#### TEXT
---+---

In less than a week, MinutePhysics, a physics-focused YouTube channel created by Henry Reich, offered a swift rebuttal: Teleportation devices may be “suicide booths,” but it’s because of the “no cloning theorem” and not metaphysical squeamishness. The no cloning theorem states that it’s impossible to create an identical copy of an unknown quantum state. In other words, in order to duplicate a quantum state, the original must be destroyed.

While this might sound like doomsday for plans to open a teleportal at the Mermaid Inn, all hope is not lost. Futurist Michio Kaku of City University believes we could have this technology by the next century–maybe even in decades. His reasoning is based less in fact, and more in the afore noted observation that many fictional technologies that science has deemed impossible have turned out to be achievable.

“You know the expression ‘beam me up, Scotty,’ we used to laugh at it. We physicists used to laugh when someone talked about teleportation and invisibility, something like that, but we don’t laugh anymore; we realized we were wrong on this one.”

---+---

#### DATA RECORDS
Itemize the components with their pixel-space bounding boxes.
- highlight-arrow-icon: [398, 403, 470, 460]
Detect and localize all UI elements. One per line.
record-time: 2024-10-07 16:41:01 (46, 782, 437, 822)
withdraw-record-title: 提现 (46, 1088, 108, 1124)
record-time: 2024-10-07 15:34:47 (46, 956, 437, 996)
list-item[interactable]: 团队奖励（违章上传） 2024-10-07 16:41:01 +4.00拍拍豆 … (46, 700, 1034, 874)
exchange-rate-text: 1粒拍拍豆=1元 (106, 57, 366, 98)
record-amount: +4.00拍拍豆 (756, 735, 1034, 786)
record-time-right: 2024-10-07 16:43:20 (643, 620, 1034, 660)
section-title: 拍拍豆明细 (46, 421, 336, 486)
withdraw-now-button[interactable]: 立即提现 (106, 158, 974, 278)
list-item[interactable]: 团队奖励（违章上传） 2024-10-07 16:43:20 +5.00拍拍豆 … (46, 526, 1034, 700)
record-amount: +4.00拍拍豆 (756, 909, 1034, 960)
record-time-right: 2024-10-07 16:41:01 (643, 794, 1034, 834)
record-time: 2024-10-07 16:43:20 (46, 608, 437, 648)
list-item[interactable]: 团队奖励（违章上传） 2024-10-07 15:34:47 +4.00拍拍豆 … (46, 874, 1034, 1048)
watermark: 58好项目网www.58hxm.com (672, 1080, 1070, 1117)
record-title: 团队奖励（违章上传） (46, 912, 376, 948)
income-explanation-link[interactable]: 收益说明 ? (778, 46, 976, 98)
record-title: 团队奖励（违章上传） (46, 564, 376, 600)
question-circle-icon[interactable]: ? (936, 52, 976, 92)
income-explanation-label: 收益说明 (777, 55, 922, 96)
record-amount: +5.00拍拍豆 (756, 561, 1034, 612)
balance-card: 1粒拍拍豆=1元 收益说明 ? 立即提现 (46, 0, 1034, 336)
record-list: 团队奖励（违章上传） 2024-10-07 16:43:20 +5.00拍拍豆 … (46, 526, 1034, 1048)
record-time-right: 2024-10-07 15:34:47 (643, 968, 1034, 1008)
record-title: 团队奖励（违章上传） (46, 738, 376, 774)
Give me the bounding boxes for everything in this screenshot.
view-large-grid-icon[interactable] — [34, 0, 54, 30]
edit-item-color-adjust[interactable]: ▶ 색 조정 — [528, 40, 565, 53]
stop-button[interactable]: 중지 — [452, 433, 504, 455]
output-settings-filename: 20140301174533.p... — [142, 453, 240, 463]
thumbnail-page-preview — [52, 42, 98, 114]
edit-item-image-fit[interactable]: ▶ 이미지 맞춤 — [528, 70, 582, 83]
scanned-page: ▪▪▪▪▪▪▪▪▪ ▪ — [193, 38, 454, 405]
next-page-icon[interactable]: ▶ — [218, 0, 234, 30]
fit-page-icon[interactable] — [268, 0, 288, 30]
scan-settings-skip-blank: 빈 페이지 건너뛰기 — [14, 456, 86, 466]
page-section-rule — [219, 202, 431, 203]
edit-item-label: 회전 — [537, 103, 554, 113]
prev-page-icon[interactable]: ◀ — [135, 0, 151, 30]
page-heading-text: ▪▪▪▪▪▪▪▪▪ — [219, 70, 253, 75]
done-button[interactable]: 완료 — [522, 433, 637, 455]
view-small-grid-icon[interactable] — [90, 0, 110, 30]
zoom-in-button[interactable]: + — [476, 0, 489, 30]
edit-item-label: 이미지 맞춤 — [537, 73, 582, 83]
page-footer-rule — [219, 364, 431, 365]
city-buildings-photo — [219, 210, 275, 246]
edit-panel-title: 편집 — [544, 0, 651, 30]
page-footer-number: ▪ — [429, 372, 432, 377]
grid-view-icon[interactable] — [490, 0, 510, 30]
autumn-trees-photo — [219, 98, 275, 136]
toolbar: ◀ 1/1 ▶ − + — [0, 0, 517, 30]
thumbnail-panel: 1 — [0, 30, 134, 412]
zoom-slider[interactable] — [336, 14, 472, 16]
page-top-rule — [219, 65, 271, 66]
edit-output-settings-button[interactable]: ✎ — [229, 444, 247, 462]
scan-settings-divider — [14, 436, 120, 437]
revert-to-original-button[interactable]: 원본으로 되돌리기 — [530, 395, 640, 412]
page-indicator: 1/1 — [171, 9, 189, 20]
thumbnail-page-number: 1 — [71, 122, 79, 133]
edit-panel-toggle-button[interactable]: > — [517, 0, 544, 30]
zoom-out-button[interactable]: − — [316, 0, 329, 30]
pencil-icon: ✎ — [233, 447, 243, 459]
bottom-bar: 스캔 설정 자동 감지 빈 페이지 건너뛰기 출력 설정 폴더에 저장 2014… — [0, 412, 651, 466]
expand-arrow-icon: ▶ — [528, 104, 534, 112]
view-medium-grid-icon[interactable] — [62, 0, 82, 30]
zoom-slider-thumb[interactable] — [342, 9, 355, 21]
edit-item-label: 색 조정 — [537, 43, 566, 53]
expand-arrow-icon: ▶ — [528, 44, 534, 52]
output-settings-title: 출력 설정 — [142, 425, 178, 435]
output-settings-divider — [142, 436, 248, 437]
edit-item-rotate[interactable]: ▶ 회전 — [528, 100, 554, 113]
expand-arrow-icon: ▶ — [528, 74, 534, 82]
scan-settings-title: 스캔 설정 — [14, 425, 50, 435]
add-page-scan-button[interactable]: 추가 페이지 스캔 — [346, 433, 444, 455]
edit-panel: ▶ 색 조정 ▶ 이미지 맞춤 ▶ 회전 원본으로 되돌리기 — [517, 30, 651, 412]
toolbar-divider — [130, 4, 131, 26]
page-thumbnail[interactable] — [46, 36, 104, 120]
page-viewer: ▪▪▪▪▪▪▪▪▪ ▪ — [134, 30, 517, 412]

---+---

#### REQUEST 1
From the teleportation passage, reproduce word for word the stretch starting with "In less than" and going on through "must be destroyed.".
#### REQUEST 2
Render this sentence from the teleportation passage in Spanish: "The no cloning theorem states that it’s impossible to create an identical copy of an unknown quantum state."
#### REQUEST 3
Carry on the teleportation passage from its final sentence.

#### OUTPUT 1
In less than a week, MinutePhysics, a physics-focused YouTube channel created by Henry Reich, offered a swift rebuttal: Teleportation devices may be “suicide booths,” but it’s because of the “no cloning theorem” and not metaphysical squeamishness. The no cloning theorem states that it’s impossible to create an identical copy of an unknown quantum state. In other words, in order to duplicate a quantum state, the original must be destroyed.

#### OUTPUT 2
El teorema de no clonación establece que es imposible crear una copia idéntica de un estado cuántico desconocido.

#### OUTPUT 3
Most quantum scientists, however, believe that the process used to teleport an atom would not have positive effects on living matter. Although the body is composed of atoms, teleporting it via quantum mechanics would entail breaking down the human body into individual atoms, sending them through the entanglement process, then bringing them to the new location. Even if the end result didn’t resemble a plate at the Meatball Shop, it could take quadrillions of years–which actually makes 40 minutes riding the B train through the rat-infested stop at Grand Street sound pretty leisurely.

But let’s say Kaku is right: We’re capable of more than we think. With every new technology, we must evaluate the long-term socioeconomic impacts. Global urbanization is already marshaling 53 percent of the world’s population into urban areas. Cities and their populations are more numerous, and thanks to the internet, we’re more networked than ever with others in urban centers. As cities grow, gentrification and cultural dispersion within the city limits tend to be the consequences of new or renewed transportation systems.

It’s unclear how much a direct teleportation channel would change the culture of either neighborhood. Presently, the Upper West Side is predominantly white, while–despite recent gentrification–the Lower East Side remains more diverse, with a large Asian population. The Lower East Side’s gritty reputation has given way to trendy restaurants and boutiques, while the Upper West Side has gone from a gay neighborhood during the AIDS crisis to a family-oriented enclave.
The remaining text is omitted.